Stored entries
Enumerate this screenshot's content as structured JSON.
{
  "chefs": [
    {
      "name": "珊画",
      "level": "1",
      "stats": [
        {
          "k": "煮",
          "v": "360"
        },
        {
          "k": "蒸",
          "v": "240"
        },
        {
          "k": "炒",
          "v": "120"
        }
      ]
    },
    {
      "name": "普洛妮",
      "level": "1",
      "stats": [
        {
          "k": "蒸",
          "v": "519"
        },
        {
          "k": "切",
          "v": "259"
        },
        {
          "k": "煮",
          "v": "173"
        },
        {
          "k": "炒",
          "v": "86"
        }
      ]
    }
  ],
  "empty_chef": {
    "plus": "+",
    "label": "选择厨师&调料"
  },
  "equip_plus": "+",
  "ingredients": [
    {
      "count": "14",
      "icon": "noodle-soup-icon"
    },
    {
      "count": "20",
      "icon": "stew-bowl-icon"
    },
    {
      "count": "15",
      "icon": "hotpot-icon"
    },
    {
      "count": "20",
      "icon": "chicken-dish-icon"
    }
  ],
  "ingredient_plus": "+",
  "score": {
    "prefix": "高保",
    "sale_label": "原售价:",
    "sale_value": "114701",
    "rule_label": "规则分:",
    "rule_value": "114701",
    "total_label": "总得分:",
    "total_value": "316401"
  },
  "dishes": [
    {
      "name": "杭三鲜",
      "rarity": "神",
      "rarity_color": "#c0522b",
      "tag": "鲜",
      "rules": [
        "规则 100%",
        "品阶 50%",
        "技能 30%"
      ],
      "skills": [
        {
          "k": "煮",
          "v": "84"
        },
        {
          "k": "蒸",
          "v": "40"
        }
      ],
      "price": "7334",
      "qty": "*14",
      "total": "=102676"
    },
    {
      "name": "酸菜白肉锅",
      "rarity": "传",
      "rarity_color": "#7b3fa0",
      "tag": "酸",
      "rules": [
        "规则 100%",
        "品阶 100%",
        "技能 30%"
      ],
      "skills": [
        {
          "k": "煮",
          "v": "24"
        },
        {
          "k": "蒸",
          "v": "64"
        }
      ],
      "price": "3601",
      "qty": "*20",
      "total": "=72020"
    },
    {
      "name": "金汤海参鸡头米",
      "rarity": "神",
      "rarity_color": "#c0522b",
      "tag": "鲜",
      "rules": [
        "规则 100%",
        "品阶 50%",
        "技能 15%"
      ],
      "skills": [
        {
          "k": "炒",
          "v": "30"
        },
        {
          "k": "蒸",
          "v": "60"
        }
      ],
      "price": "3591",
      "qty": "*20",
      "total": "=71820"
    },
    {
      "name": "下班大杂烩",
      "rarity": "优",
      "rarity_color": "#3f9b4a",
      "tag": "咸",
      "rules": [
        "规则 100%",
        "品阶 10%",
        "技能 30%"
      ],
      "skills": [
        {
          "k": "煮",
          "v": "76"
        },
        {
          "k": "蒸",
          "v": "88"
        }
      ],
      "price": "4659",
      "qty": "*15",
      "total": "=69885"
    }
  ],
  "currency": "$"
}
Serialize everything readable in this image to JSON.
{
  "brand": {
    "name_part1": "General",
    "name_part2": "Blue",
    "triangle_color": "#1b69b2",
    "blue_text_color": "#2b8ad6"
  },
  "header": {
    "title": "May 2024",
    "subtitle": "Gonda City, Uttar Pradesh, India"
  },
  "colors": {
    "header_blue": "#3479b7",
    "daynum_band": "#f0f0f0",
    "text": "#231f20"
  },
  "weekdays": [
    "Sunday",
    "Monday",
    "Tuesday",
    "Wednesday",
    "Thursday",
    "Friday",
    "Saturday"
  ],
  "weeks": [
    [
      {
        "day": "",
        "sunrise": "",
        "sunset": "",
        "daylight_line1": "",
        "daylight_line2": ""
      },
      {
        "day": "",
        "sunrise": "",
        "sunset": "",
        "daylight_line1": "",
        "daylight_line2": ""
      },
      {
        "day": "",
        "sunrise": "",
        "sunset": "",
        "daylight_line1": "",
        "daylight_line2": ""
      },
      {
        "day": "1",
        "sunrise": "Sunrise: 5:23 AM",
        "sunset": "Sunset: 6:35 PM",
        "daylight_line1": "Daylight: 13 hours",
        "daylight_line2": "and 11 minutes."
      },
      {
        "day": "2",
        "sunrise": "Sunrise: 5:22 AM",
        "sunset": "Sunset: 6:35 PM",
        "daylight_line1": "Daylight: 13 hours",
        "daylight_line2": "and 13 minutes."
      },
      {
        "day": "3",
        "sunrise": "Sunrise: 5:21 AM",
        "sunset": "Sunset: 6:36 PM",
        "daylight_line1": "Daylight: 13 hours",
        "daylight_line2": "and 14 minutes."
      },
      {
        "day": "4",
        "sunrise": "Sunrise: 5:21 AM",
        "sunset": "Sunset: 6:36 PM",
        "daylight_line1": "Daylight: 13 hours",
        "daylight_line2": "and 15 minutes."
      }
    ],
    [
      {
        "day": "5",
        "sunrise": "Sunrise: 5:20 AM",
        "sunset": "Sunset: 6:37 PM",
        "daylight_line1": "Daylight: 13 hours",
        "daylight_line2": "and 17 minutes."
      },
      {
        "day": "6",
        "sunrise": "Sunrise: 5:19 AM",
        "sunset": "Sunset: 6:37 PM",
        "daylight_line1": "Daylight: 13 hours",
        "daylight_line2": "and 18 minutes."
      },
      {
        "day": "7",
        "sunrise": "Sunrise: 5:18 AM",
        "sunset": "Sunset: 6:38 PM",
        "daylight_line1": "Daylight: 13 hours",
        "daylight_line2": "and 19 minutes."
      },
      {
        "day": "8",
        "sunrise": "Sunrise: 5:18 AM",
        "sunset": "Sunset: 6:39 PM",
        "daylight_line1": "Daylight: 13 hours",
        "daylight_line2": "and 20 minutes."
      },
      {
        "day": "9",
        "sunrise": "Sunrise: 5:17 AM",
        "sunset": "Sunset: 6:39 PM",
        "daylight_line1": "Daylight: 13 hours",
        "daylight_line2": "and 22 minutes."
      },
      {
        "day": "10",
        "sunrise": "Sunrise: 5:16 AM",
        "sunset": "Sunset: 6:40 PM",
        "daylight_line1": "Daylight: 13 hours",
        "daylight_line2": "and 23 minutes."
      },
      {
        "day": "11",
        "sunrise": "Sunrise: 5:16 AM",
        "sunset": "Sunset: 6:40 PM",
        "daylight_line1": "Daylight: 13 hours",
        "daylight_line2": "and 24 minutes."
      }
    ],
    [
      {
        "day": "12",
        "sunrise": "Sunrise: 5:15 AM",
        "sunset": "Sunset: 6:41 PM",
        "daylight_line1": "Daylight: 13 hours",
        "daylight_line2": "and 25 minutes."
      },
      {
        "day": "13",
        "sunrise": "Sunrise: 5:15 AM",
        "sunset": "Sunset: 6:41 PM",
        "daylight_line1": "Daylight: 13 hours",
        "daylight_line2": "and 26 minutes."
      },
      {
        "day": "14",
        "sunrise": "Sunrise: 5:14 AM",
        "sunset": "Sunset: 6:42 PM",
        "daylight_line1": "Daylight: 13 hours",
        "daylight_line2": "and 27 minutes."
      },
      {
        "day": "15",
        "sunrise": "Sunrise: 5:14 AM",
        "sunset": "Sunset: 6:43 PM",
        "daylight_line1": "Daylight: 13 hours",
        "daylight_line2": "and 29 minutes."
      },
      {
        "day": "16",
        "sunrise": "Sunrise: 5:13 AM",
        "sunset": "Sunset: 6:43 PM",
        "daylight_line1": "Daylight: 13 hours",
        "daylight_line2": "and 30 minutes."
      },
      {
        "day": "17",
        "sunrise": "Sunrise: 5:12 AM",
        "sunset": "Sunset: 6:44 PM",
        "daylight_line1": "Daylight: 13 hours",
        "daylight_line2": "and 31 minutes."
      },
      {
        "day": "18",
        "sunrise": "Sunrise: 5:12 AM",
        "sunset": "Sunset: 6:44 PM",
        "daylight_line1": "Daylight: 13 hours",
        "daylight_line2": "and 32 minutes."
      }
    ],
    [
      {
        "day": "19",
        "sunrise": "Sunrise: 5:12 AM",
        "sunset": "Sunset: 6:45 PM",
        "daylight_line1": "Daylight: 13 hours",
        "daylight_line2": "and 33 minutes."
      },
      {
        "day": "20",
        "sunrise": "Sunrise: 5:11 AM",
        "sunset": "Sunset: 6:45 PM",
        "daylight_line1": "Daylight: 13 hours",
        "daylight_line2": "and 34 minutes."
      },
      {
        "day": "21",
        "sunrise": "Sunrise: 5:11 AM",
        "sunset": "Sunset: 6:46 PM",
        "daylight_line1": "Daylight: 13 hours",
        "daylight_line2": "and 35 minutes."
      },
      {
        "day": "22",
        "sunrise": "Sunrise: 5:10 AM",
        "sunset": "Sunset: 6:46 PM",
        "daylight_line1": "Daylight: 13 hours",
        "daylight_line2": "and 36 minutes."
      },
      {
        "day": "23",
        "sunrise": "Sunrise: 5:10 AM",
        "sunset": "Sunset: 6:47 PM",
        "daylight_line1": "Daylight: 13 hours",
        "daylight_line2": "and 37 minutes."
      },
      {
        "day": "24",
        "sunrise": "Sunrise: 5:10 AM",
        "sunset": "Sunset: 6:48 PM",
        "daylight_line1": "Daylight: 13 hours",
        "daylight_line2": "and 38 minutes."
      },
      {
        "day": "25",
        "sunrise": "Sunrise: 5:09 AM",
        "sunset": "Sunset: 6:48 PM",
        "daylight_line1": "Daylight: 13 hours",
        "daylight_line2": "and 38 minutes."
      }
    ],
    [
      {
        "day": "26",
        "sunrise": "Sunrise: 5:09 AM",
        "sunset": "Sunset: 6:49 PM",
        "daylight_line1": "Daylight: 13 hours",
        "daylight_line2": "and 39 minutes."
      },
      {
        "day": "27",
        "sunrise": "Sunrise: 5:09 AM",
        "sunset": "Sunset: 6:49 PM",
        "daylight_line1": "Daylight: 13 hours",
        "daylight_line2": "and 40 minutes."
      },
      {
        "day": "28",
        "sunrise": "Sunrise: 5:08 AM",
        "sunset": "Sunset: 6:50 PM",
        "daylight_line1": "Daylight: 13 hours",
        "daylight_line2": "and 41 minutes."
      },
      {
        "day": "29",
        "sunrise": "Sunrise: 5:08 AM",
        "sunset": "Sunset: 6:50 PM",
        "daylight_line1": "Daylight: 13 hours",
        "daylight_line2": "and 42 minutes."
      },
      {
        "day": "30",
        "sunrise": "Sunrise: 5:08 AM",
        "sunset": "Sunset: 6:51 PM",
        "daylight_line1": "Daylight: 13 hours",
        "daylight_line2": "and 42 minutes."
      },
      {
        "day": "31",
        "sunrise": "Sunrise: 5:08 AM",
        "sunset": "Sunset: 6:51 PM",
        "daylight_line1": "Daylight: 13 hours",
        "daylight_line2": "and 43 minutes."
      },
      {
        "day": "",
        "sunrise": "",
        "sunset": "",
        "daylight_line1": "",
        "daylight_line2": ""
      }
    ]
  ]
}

_Exercise requirements_. Pull out each line containing the word "icon" and copy it.

_Worked answer_.
      "icon": "noodle-soup-icon"
      "icon": "stew-bowl-icon"
      "icon": "hotpot-icon"
      "icon": "chicken-dish-icon"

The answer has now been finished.